## Prompt
Reproduce each line that includes the word "name".

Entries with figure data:
- - - - - - -
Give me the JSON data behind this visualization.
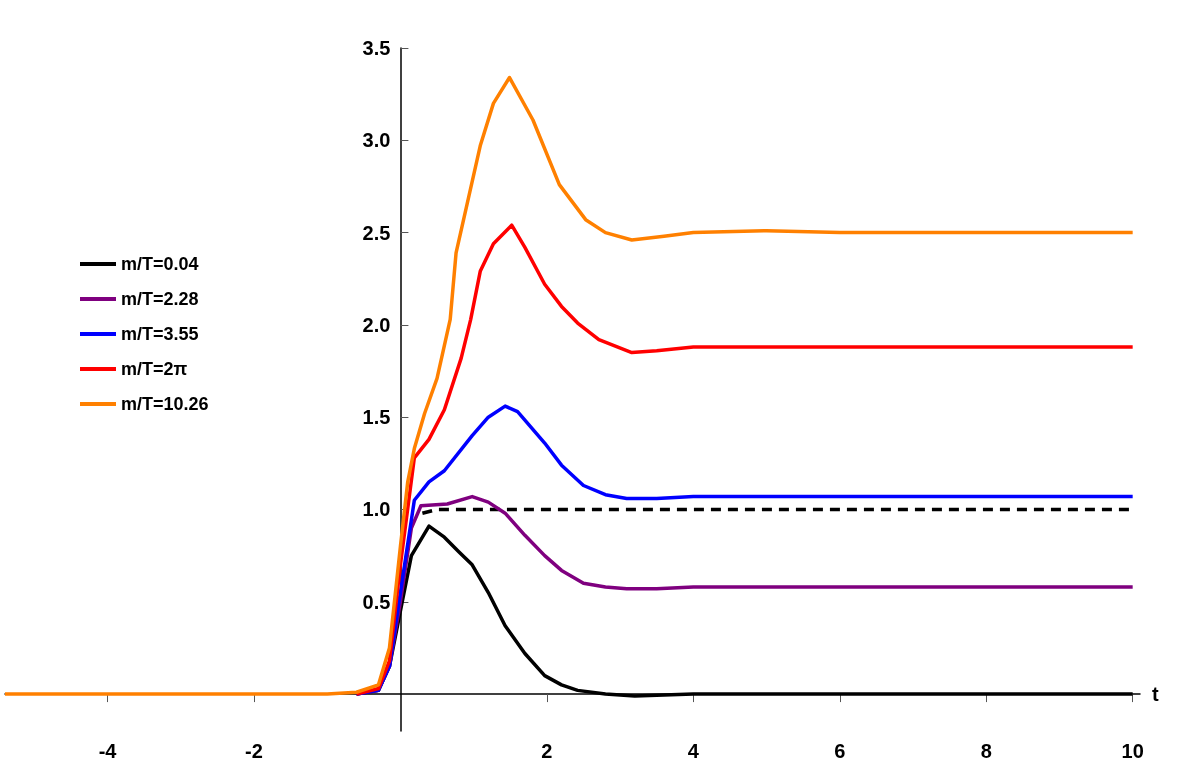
{
  "chart_data": {
    "type": "line",
    "xlabel": "t",
    "xlim": [
      -5.4,
      10.1
    ],
    "ylim": [
      -0.2,
      3.5
    ],
    "xticks": [
      -4,
      -2,
      2,
      4,
      6,
      8,
      10
    ],
    "yticks": [
      {
        "value": 0.5,
        "label": "0.5"
      },
      {
        "value": 1,
        "label": "1.0"
      },
      {
        "value": 1.5,
        "label": "1.5"
      },
      {
        "value": 2,
        "label": "2.0"
      },
      {
        "value": 2.5,
        "label": "2.5"
      },
      {
        "value": 3,
        "label": "3.0"
      },
      {
        "value": 3.5,
        "label": "3.5"
      }
    ],
    "grid": false,
    "legend": "left",
    "marker": "none",
    "line_style": "solid",
    "series": [
      {
        "name": "m/T=0.04",
        "color": "#000000",
        "x": [
          -0.6,
          -0.3,
          -0.15,
          0,
          0.15,
          0.39,
          0.6,
          0.8,
          0.98,
          1.2,
          1.43,
          1.7,
          1.97,
          2.2,
          2.42,
          2.8,
          3.2,
          4,
          5,
          6,
          7,
          8,
          9,
          10
        ],
        "values": [
          0,
          0.02,
          0.15,
          0.45,
          0.75,
          0.91,
          0.85,
          0.77,
          0.7,
          0.55,
          0.37,
          0.22,
          0.1,
          0.05,
          0.02,
          0,
          -0.01,
          0,
          0,
          0,
          0,
          0,
          0,
          0
        ]
      },
      {
        "name": "m/T=2.28",
        "color": "#7f007f",
        "x": [
          -0.6,
          -0.3,
          -0.15,
          0,
          0.15,
          0.28,
          0.64,
          0.98,
          1.2,
          1.43,
          1.7,
          1.97,
          2.2,
          2.5,
          2.8,
          3.09,
          3.5,
          4,
          5,
          6,
          7,
          8,
          9,
          10
        ],
        "values": [
          0,
          0.02,
          0.15,
          0.5,
          0.9,
          1.02,
          1.03,
          1.07,
          1.04,
          0.98,
          0.86,
          0.75,
          0.67,
          0.6,
          0.58,
          0.57,
          0.57,
          0.58,
          0.58,
          0.58,
          0.58,
          0.58,
          0.58,
          0.58
        ]
      },
      {
        "name": "m/T=3.55",
        "color": "#0000ff",
        "x": [
          -0.6,
          -0.3,
          -0.15,
          0,
          0.19,
          0.39,
          0.6,
          0.98,
          1.2,
          1.43,
          1.6,
          1.97,
          2.2,
          2.5,
          2.8,
          3.09,
          3.5,
          4,
          5,
          6,
          7,
          8,
          9,
          10
        ],
        "values": [
          0,
          0.02,
          0.15,
          0.55,
          1.05,
          1.15,
          1.21,
          1.4,
          1.5,
          1.56,
          1.53,
          1.36,
          1.24,
          1.13,
          1.08,
          1.06,
          1.06,
          1.07,
          1.07,
          1.07,
          1.07,
          1.07,
          1.07,
          1.07
        ]
      },
      {
        "name": "m/T=2π",
        "color": "#ff0000",
        "x": [
          -0.6,
          -0.3,
          -0.15,
          0,
          0.19,
          0.39,
          0.6,
          0.83,
          0.96,
          1.09,
          1.27,
          1.52,
          1.7,
          1.97,
          2.2,
          2.42,
          2.71,
          3.16,
          3.5,
          4,
          5,
          6,
          7,
          8,
          9,
          10
        ],
        "values": [
          0,
          0.03,
          0.18,
          0.7,
          1.28,
          1.38,
          1.54,
          1.82,
          2.03,
          2.29,
          2.44,
          2.54,
          2.42,
          2.22,
          2.1,
          2.01,
          1.92,
          1.85,
          1.86,
          1.88,
          1.88,
          1.88,
          1.88,
          1.88,
          1.88,
          1.88
        ]
      },
      {
        "name": "m/T=10.26",
        "color": "#ff8000",
        "x": [
          -5.4,
          -4,
          -3,
          -2,
          -1,
          -0.6,
          -0.3,
          -0.15,
          0,
          0.1,
          0.19,
          0.33,
          0.5,
          0.68,
          0.76,
          1.09,
          1.27,
          1.49,
          1.81,
          2.17,
          2.53,
          2.8,
          3.16,
          3.6,
          4,
          5,
          6,
          7,
          8,
          9,
          10
        ],
        "values": [
          0,
          0,
          0,
          0,
          0,
          0.01,
          0.05,
          0.25,
          0.8,
          1.15,
          1.33,
          1.52,
          1.71,
          2.03,
          2.39,
          2.97,
          3.2,
          3.34,
          3.11,
          2.76,
          2.57,
          2.5,
          2.46,
          2.48,
          2.5,
          2.51,
          2.5,
          2.5,
          2.5,
          2.5,
          2.5
        ]
      },
      {
        "color": "#000000",
        "line_style": "dashed",
        "x": [
          0.3,
          0.5,
          1,
          2,
          4,
          6,
          8,
          10
        ],
        "values": [
          0.98,
          1.0,
          1.0,
          1.0,
          1.0,
          1.0,
          1.0,
          1.0
        ]
      }
    ]
  }
}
- - - - - - -
## Output
        "name": "m/T=0.04",
        "name": "m/T=2.28",
        "name": "m/T=3.55",
        "name": "m/T=2π",
        "name": "m/T=10.26",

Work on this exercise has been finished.